Aim of the task => Print each of the following items again, line for line, changing nothing.

Material for the task =>
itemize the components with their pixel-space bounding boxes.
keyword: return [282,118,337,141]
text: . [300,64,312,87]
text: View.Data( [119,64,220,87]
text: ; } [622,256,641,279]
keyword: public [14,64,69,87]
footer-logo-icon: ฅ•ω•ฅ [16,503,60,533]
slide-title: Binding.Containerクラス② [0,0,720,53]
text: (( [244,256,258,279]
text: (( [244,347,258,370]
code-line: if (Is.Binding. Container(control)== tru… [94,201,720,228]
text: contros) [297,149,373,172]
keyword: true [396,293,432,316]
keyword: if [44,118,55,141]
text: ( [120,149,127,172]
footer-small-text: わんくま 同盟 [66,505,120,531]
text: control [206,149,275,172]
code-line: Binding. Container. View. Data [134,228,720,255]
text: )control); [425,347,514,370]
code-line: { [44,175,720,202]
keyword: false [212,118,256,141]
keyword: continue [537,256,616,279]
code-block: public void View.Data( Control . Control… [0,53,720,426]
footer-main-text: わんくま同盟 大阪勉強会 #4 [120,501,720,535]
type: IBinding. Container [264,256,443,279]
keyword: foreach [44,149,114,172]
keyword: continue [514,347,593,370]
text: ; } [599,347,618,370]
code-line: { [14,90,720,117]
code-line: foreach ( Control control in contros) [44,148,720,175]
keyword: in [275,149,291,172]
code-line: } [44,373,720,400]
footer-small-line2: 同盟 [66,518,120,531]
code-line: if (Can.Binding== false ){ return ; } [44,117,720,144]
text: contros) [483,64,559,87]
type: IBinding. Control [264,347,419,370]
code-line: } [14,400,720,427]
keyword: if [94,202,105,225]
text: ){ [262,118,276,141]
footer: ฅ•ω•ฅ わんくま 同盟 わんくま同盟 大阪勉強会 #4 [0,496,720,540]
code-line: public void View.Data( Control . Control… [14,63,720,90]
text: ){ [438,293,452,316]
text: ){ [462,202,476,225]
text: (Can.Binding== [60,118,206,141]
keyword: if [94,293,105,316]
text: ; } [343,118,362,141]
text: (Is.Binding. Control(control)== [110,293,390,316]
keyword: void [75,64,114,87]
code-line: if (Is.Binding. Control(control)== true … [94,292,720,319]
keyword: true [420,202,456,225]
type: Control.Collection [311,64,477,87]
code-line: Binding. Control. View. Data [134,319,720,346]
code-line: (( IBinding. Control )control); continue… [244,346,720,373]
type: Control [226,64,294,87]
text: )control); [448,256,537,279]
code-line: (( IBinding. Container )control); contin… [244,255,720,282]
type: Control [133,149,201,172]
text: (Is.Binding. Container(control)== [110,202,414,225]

Complete response =>
itemize the components with their pixel-space bounding boxes.
keyword: return [282,118,337,141]
text: . [300,64,312,87]
text: View.Data( [119,64,220,87]
text: ; } [622,256,641,279]
keyword: public [14,64,69,87]
footer-logo-icon: ฅ•ω•ฅ [16,503,60,533]
slide-title: Binding.Containerクラス② [0,0,720,53]
text: (( [244,256,258,279]
text: (( [244,347,258,370]
code-line: if (Is.Binding. Container(control)== tru… [94,201,720,228]
text: contros) [297,149,373,172]
keyword: true [396,293,432,316]
keyword: if [44,118,55,141]
text: ( [120,149,127,172]
footer-small-text: わんくま 同盟 [66,505,120,531]
text: control [206,149,275,172]
code-line: Binding. Container. View. Data [134,228,720,255]
text: )control); [425,347,514,370]
code-line: { [44,175,720,202]
keyword: false [212,118,256,141]
keyword: continue [537,256,616,279]
code-block: public void View.Data( Control . Control… [0,53,720,426]
footer-main-text: わんくま同盟 大阪勉強会 #4 [120,501,720,535]
type: IBinding. Container [264,256,443,279]
keyword: foreach [44,149,114,172]
keyword: continue [514,347,593,370]
text: ; } [599,347,618,370]
code-line: { [14,90,720,117]
code-line: foreach ( Control control in contros) [44,148,720,175]
keyword: in [275,149,291,172]
code-line: } [44,373,720,400]
footer-small-line2: 同盟 [66,518,120,531]
code-line: if (Can.Binding== false ){ return ; } [44,117,720,144]
text: contros) [483,64,559,87]
type: IBinding. Control [264,347,419,370]
code-line: } [14,400,720,427]
keyword: if [94,202,105,225]
text: ){ [262,118,276,141]
footer: ฅ•ω•ฅ わんくま 同盟 わんくま同盟 大阪勉強会 #4 [0,496,720,540]
code-line: public void View.Data( Control . Control… [14,63,720,90]
text: ){ [438,293,452,316]
text: ){ [462,202,476,225]
text: (Can.Binding== [60,118,206,141]
keyword: if [94,293,105,316]
text: ; } [343,118,362,141]
text: (Is.Binding. Control(control)== [110,293,390,316]
keyword: void [75,64,114,87]
code-line: if (Is.Binding. Control(control)== true … [94,292,720,319]
keyword: true [420,202,456,225]
type: Control.Collection [311,64,477,87]
code-line: Binding. Control. View. Data [134,319,720,346]
code-line: (( IBinding. Control )control); continue… [244,346,720,373]
type: Control [226,64,294,87]
text: )control); [448,256,537,279]
code-line: (( IBinding. Container )control); contin… [244,255,720,282]
type: Control [133,149,201,172]
text: (Is.Binding. Container(control)== [110,202,414,225]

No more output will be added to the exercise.